### [Stated task]
Return the complete listing that follows, with each line reproduced exactly.

### [Exercise materials]

================

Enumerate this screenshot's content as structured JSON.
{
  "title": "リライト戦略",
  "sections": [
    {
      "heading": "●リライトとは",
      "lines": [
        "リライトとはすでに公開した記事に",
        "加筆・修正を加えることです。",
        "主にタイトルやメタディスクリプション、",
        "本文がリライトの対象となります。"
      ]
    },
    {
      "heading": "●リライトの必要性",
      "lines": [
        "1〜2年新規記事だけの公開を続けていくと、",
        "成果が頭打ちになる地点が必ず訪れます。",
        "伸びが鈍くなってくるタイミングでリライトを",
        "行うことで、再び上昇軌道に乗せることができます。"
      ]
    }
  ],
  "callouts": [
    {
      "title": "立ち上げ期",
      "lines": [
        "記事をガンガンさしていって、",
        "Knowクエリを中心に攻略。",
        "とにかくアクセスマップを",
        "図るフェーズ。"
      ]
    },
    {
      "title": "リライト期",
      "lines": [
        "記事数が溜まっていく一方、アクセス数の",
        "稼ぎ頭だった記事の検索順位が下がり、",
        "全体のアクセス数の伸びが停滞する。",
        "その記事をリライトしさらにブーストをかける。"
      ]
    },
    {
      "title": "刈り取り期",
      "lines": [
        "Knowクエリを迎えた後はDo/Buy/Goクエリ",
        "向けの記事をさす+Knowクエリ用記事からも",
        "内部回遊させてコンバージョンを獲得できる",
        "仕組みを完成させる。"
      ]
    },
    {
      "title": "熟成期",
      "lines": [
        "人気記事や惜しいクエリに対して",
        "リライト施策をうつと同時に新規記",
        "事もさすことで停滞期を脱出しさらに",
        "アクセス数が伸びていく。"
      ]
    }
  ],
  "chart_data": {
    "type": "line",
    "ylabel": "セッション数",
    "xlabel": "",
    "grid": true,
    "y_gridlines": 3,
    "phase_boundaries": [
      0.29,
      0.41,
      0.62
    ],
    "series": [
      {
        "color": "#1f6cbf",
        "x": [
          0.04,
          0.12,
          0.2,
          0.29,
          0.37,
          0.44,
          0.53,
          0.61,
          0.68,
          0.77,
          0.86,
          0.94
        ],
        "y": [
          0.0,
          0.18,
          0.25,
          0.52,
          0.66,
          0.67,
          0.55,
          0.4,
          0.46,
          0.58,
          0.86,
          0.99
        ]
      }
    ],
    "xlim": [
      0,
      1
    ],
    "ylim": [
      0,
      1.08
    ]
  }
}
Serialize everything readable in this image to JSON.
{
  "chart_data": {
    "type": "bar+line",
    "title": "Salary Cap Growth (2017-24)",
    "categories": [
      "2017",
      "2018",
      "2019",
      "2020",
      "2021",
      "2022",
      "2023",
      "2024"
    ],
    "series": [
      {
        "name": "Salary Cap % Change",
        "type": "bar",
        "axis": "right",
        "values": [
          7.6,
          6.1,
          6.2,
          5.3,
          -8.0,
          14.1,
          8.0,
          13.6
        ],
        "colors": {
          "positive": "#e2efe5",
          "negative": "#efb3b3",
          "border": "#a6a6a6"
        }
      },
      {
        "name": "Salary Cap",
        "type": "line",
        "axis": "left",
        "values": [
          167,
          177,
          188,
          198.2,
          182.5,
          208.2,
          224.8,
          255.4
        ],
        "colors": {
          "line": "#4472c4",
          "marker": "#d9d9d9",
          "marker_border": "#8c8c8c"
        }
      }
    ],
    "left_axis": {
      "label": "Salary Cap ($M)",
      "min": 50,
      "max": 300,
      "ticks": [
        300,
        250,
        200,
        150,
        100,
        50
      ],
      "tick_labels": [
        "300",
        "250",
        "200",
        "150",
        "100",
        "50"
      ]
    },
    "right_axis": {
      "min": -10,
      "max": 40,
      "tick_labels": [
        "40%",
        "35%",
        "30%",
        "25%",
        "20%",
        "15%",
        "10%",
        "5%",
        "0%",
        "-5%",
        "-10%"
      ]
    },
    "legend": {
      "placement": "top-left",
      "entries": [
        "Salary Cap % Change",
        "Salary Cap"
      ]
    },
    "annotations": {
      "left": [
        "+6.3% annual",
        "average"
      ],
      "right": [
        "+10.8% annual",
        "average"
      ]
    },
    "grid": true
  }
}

================

### [Answer in full]
Enumerate this screenshot's content as structured JSON.
{
  "title": "リライト戦略",
  "sections": [
    {
      "heading": "●リライトとは",
      "lines": [
        "リライトとはすでに公開した記事に",
        "加筆・修正を加えることです。",
        "主にタイトルやメタディスクリプション、",
        "本文がリライトの対象となります。"
      ]
    },
    {
      "heading": "●リライトの必要性",
      "lines": [
        "1〜2年新規記事だけの公開を続けていくと、",
        "成果が頭打ちになる地点が必ず訪れます。",
        "伸びが鈍くなってくるタイミングでリライトを",
        "行うことで、再び上昇軌道に乗せることができます。"
      ]
    }
  ],
  "callouts": [
    {
      "title": "立ち上げ期",
      "lines": [
        "記事をガンガンさしていって、",
        "Knowクエリを中心に攻略。",
        "とにかくアクセスマップを",
        "図るフェーズ。"
      ]
    },
    {
      "title": "リライト期",
      "lines": [
        "記事数が溜まっていく一方、アクセス数の",
        "稼ぎ頭だった記事の検索順位が下がり、",
        "全体のアクセス数の伸びが停滞する。",
        "その記事をリライトしさらにブーストをかける。"
      ]
    },
    {
      "title": "刈り取り期",
      "lines": [
        "Knowクエリを迎えた後はDo/Buy/Goクエリ",
        "向けの記事をさす+Knowクエリ用記事からも",
        "内部回遊させてコンバージョンを獲得できる",
        "仕組みを完成させる。"
      ]
    },
    {
      "title": "熟成期",
      "lines": [
        "人気記事や惜しいクエリに対して",
        "リライト施策をうつと同時に新規記",
        "事もさすことで停滞期を脱出しさらに",
        "アクセス数が伸びていく。"
      ]
    }
  ],
  "chart_data": {
    "type": "line",
    "ylabel": "セッション数",
    "xlabel": "",
    "grid": true,
    "y_gridlines": 3,
    "phase_boundaries": [
      0.29,
      0.41,
      0.62
    ],
    "series": [
      {
        "color": "#1f6cbf",
        "x": [
          0.04,
          0.12,
          0.2,
          0.29,
          0.37,
          0.44,
          0.53,
          0.61,
          0.68,
          0.77,
          0.86,
          0.94
        ],
        "y": [
          0.0,
          0.18,
          0.25,
          0.52,
          0.66,
          0.67,
          0.55,
          0.4,
          0.46,
          0.58,
          0.86,
          0.99
        ]
      }
    ],
    "xlim": [
      0,
      1
    ],
    "ylim": [
      0,
      1.08
    ]
  }
}
Serialize everything readable in this image to JSON.
{
  "chart_data": {
    "type": "bar+line",
    "title": "Salary Cap Growth (2017-24)",
    "categories": [
      "2017",
      "2018",
      "2019",
      "2020",
      "2021",
      "2022",
      "2023",
      "2024"
    ],
    "series": [
      {
        "name": "Salary Cap % Change",
        "type": "bar",
        "axis": "right",
        "values": [
          7.6,
          6.1,
          6.2,
          5.3,
          -8.0,
          14.1,
          8.0,
          13.6
        ],
        "colors": {
          "positive": "#e2efe5",
          "negative": "#efb3b3",
          "border": "#a6a6a6"
        }
      },
      {
        "name": "Salary Cap",
        "type": "line",
        "axis": "left",
        "values": [
          167,
          177,
          188,
          198.2,
          182.5,
          208.2,
          224.8,
          255.4
        ],
        "colors": {
          "line": "#4472c4",
          "marker": "#d9d9d9",
          "marker_border": "#8c8c8c"
        }
      }
    ],
    "left_axis": {
      "label": "Salary Cap ($M)",
      "min": 50,
      "max": 300,
      "ticks": [
        300,
        250,
        200,
        150,
        100,
        50
      ],
      "tick_labels": [
        "300",
        "250",
        "200",
        "150",
        "100",
        "50"
      ]
    },
    "right_axis": {
      "min": -10,
      "max": 40,
      "tick_labels": [
        "40%",
        "35%",
        "30%",
        "25%",
        "20%",
        "15%",
        "10%",
        "5%",
        "0%",
        "-5%",
        "-10%"
      ]
    },
    "legend": {
      "placement": "top-left",
      "entries": [
        "Salary Cap % Change",
        "Salary Cap"
      ]
    },
    "annotations": {
      "left": [
        "+6.3% annual",
        "average"
      ],
      "right": [
        "+10.8% annual",
        "average"
      ]
    },
    "grid": true
  }
}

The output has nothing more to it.